WRITTEN EXERCISE 1:
Answer these questions about the snapper recipe post.
(a) How many garlic cloves did the cook use when making the halved recipe?
(b) What does Bayless recommend using in place of the fish?
(c) For about how long are the garlic cloves cooked in the olive oil?

SUPPLIED TEXT:
Snapper with Zucchini and Toasty Garlic Mojo

Posted by whatsonmyplate on February 2, 2008

Snapper with Zucchini and Toasty Garlic Mojo

And the Rick Bayless fascination continues…

Now I’m not an expert on Mexican food at all but I’ve never seen a dish like this on the menu at any Mexican restaurant I’ve ever been … but I’ll take Rick’s word for it as an authentic dish.

The main reason that this dish caught my eye were the words “Toasty Garlic Mojo”. Doesn’t that just sound delicious? And really, any recipe with the word “Toasty” in the name is good enough for me!

I made this with snapper and halved the recipe since I was cooking for two. It turned out OK but some of the flavours were off… I’m thinking because I halved it. My garlic mojo wasn’t garlicky enough for me… but I only used 4 cloves, I should have used more. In generally I found that I need more sauce. I think I cooked the zucchini with the sauce for too long because I wanted it to thicken up. The zucchini was fine but it sucked up too much of my sauce!

My last issue with this was the fish itself. Salt and pepper alone did not work for the fish. It could have used a touch more flavour. Next time I’d probably season the fish with salt, pepper, cumin and/or coriander for an extra kick.

Overall I didn’t fall in love with the recipe right away but I see the potential. Bayless recommends using chicken breast in place of the fish, substituting different vegetables for the zucchini (asparagus, artichokes, leeks, fiddleheads) or even adding some canned chopped chipotle peppers in with the zucchini.

Snapper with Zucchini and Toasty Garlic Mojo

1/3 cup olive oil
8 garlic cloves, peeled and halved
2/3 cup chicken broth
Salt
1/2 teaspoon black pepper
Four 4- to 5-ounce fish fillets (snapper, halibut, mahimahi, catfish, bass etc)
2 large zucchini, cut into 1/2-inch cubes
1/2 cup chopped cilantro
1 large lime, cut into wedges, for serving

Turn on the oven on its lowest setting. In a very large skillet, warm the olive oil over medium heat. Add the garlic and cook until soft, lightly browned and very aromatic, about 4 minutes. With a slotted spoon, scoop the garlic into a food processor or blender jar, leaving as much oil as possible in the skillet. Set the skillet aside.

Add the broth to the processor or blender, along with 1/2 teaspoon salt and the pepper. Blend until smooth.

Return the skillet to medium-heat. Generously season the fish with salt and pepper. When the oil is hot, lay in the fish. When Richly browned underneath, about 2 to 3 minutes, flip and cook until the fish gives slightly under firm pressure from your finger, about 2 minutes. Use a spatula to transfer each piece of fish to an oven-proof dinner plate. Keep warm in the oven.

With the skillet still over medium-high heat, add the zucchini and cook, stirring regularly, until lightly browned but still a little crunchy inside, about 6 minutes. Add the garlic mixture and cilantro. Stir until the sauce comes to a boil and becomes homogeneous. Taste and season with more salt if it needs it.

Spoon the zucchini and sauce over and around the fish and serve right away, with lime wedges for each person to squeeze on.

WRITTEN EXERCISE 2: Find each line in the records that contains the string "ＰＳ取付ピッチ", and copy those lines.

[Data entries]
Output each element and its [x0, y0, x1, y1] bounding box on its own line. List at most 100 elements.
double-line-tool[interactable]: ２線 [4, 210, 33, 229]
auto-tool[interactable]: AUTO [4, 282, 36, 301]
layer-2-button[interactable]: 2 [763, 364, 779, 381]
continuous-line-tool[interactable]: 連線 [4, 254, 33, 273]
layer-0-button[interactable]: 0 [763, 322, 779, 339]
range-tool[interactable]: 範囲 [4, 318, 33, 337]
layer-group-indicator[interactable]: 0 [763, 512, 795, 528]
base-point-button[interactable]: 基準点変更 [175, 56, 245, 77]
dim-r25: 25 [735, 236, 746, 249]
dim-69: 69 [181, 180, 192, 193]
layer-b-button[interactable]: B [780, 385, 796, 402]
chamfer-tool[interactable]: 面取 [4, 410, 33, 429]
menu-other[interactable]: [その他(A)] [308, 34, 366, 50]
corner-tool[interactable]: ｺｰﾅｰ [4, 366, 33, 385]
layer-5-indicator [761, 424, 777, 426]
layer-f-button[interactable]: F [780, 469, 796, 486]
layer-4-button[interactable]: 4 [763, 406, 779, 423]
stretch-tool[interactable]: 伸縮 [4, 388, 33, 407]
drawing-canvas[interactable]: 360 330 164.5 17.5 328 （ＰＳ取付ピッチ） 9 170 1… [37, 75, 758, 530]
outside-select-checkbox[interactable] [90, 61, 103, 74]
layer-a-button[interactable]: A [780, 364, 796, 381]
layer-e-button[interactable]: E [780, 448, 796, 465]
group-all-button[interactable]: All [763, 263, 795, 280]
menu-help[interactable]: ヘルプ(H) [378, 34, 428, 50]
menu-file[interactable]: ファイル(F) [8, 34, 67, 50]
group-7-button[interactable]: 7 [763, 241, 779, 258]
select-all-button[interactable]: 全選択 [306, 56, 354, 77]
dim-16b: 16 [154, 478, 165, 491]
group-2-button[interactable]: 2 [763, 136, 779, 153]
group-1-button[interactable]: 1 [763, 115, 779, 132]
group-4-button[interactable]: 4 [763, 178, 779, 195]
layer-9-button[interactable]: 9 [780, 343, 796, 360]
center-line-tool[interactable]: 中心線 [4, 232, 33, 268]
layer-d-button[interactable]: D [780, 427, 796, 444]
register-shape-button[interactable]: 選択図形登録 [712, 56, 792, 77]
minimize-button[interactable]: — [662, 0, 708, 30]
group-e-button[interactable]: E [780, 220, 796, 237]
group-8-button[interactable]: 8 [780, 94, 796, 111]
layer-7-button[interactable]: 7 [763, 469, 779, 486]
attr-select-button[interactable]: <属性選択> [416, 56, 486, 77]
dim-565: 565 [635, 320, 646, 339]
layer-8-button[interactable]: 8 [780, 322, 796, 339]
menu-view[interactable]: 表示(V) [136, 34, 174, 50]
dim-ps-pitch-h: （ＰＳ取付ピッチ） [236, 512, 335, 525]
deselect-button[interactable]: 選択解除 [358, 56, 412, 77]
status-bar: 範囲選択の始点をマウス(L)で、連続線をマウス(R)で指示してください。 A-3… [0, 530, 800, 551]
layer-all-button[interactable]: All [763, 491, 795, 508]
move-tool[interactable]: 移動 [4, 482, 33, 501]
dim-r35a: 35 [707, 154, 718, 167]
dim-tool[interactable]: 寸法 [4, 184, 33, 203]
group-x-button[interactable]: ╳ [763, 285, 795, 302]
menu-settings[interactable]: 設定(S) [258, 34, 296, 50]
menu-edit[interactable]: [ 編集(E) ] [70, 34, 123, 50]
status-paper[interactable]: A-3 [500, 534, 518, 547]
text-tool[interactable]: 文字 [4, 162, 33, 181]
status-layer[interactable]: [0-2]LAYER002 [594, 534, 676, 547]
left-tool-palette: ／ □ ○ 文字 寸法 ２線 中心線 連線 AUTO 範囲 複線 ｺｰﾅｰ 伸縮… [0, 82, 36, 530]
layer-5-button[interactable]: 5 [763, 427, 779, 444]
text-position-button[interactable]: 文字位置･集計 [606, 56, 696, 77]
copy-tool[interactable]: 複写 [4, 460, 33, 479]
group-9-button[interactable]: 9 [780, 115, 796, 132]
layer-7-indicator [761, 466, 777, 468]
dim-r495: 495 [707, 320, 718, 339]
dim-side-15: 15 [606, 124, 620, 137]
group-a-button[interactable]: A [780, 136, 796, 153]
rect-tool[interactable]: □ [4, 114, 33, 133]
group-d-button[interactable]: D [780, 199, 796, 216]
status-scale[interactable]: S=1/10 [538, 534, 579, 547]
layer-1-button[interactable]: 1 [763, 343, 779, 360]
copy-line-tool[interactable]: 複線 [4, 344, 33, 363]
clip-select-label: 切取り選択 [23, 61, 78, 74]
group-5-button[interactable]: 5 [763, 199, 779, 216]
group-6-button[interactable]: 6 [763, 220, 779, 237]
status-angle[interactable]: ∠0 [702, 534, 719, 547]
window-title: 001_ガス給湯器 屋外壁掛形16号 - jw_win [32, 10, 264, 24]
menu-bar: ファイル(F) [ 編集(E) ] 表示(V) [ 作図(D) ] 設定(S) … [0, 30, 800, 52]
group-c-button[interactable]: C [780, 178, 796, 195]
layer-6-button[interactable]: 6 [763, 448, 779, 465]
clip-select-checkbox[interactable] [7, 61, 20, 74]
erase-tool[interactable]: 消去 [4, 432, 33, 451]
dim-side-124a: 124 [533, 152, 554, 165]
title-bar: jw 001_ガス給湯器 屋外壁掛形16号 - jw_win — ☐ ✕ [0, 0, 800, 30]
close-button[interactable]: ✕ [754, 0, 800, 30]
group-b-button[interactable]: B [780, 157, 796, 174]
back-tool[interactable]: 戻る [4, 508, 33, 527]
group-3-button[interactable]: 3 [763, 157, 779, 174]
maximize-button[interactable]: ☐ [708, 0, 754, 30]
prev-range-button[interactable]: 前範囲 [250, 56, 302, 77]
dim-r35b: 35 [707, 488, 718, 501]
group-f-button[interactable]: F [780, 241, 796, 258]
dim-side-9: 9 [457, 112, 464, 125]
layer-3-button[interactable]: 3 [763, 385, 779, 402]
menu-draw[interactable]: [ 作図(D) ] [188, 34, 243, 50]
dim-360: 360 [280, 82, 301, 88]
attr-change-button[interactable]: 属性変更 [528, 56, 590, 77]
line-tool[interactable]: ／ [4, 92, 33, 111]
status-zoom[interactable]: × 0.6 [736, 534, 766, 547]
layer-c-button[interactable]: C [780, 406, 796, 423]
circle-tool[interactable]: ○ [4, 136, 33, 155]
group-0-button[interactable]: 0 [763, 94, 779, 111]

WRITTEN SOLUTION 1:
(a) 4 cloves
(b) Chicken breast
(c) About 4 minutes

WRITTEN SOLUTION 2:
drawing-canvas[interactable]: 360 330 164.5 17.5 328 （ＰＳ取付ピッチ） 9 170 1… [37, 75, 758, 530]
dim-ps-pitch-h: （ＰＳ取付ピッチ） [236, 512, 335, 525]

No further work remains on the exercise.